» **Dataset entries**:
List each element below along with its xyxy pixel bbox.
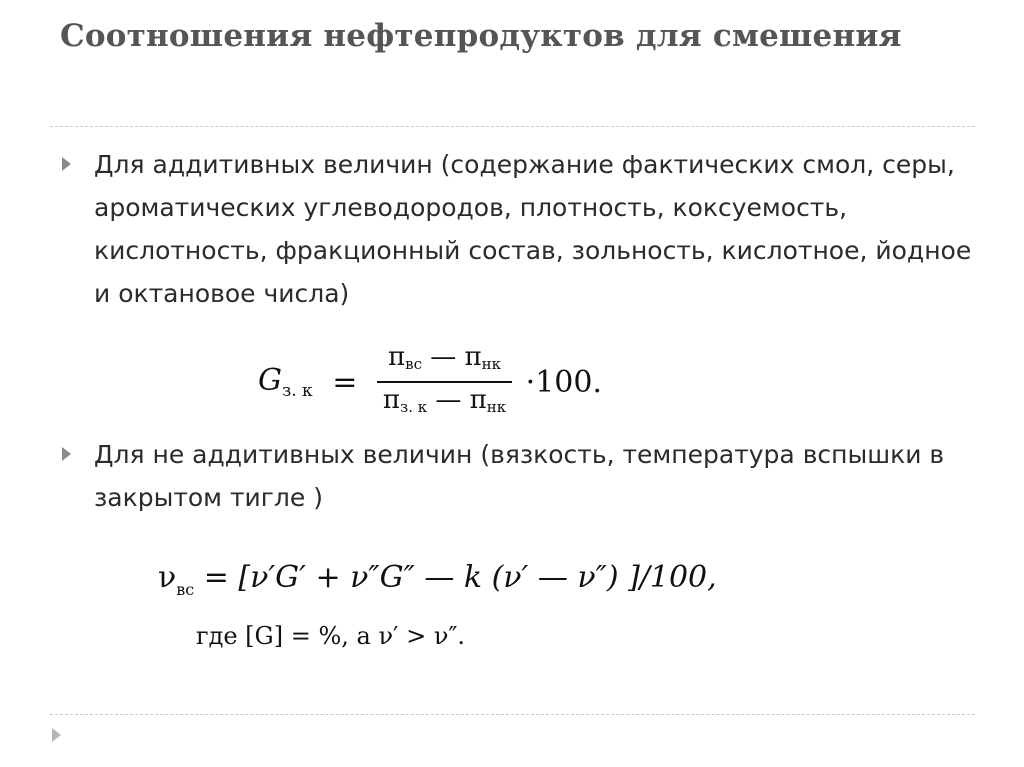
formula2-lhs-subscript: вс: [176, 580, 195, 599]
bullet-arrow-icon: [52, 728, 61, 742]
bullet-text-non-additive: Для не аддитивных величин (вязкость, температура вспышки в закрытом тигле ): [94, 440, 945, 512]
bullet-arrow-icon: [62, 157, 71, 171]
formula-additive: [258, 340, 602, 424]
formula-non-additive: [158, 560, 717, 599]
formula-condition: где [G] = %, а ν′ > ν″.: [196, 622, 466, 650]
bullet-arrow-icon: [62, 447, 71, 461]
formula-fraction: [377, 340, 512, 424]
formula-denominator: πз. к — πнк: [382, 385, 507, 416]
formula-multiplier: ·100.: [525, 364, 602, 400]
formula-equals: =: [332, 364, 358, 400]
page-title: Соотношения нефтепродуктов для смешения: [60, 18, 902, 54]
bottom-divider: [50, 714, 975, 715]
top-divider: [50, 126, 975, 127]
bullet-text-additive: Для аддитивных величин (содержание фактических смол, серы, ароматических углеводородов, плотность, коксуемость, кислотность, фракционный состав, зольность, кислотное, йодное и октановое числа): [94, 150, 972, 308]
formula-numerator: πвс — πнк: [388, 342, 501, 373]
formula2-lhs-symbol: ν: [158, 560, 177, 595]
formula2-rhs: = [ν′G′ + ν″G″ — k (ν′ — ν″) ]/100,: [194, 560, 717, 595]
formula-lhs-symbol: G: [258, 363, 282, 398]
formula-lhs-subscript: з. к: [281, 381, 313, 401]
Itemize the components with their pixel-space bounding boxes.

» **EXERCISE INSTRUCTIONS**: Return the lines of the entries verbatim, beginning at the line that contains "formula2-lhs-subscript: вс: [176, 580, 195, 599]" and ending after the line that contains "top-divider: [50, 126, 975, 127]".

» **ANSWER FOR THE TASK**:
formula2-lhs-subscript: вс: [176, 580, 195, 599]
bullet-arrow-icon: [52, 728, 61, 742]
bullet-text-non-additive: Для не аддитивных величин (вязкость, температура вспышки в закрытом тигле ): [94, 440, 945, 512]
bullet-arrow-icon: [62, 157, 71, 171]
formula-additive: [258, 340, 602, 424]
formula-non-additive: [158, 560, 717, 599]
formula-condition: где [G] = %, а ν′ > ν″.: [196, 622, 466, 650]
bullet-arrow-icon: [62, 447, 71, 461]
formula-fraction: [377, 340, 512, 424]
formula-denominator: πз. к — πнк: [382, 385, 507, 416]
formula-multiplier: ·100.: [525, 364, 602, 400]
formula-equals: =: [332, 364, 358, 400]
page-title: Соотношения нефтепродуктов для смешения: [60, 18, 902, 54]
bottom-divider: [50, 714, 975, 715]
top-divider: [50, 126, 975, 127]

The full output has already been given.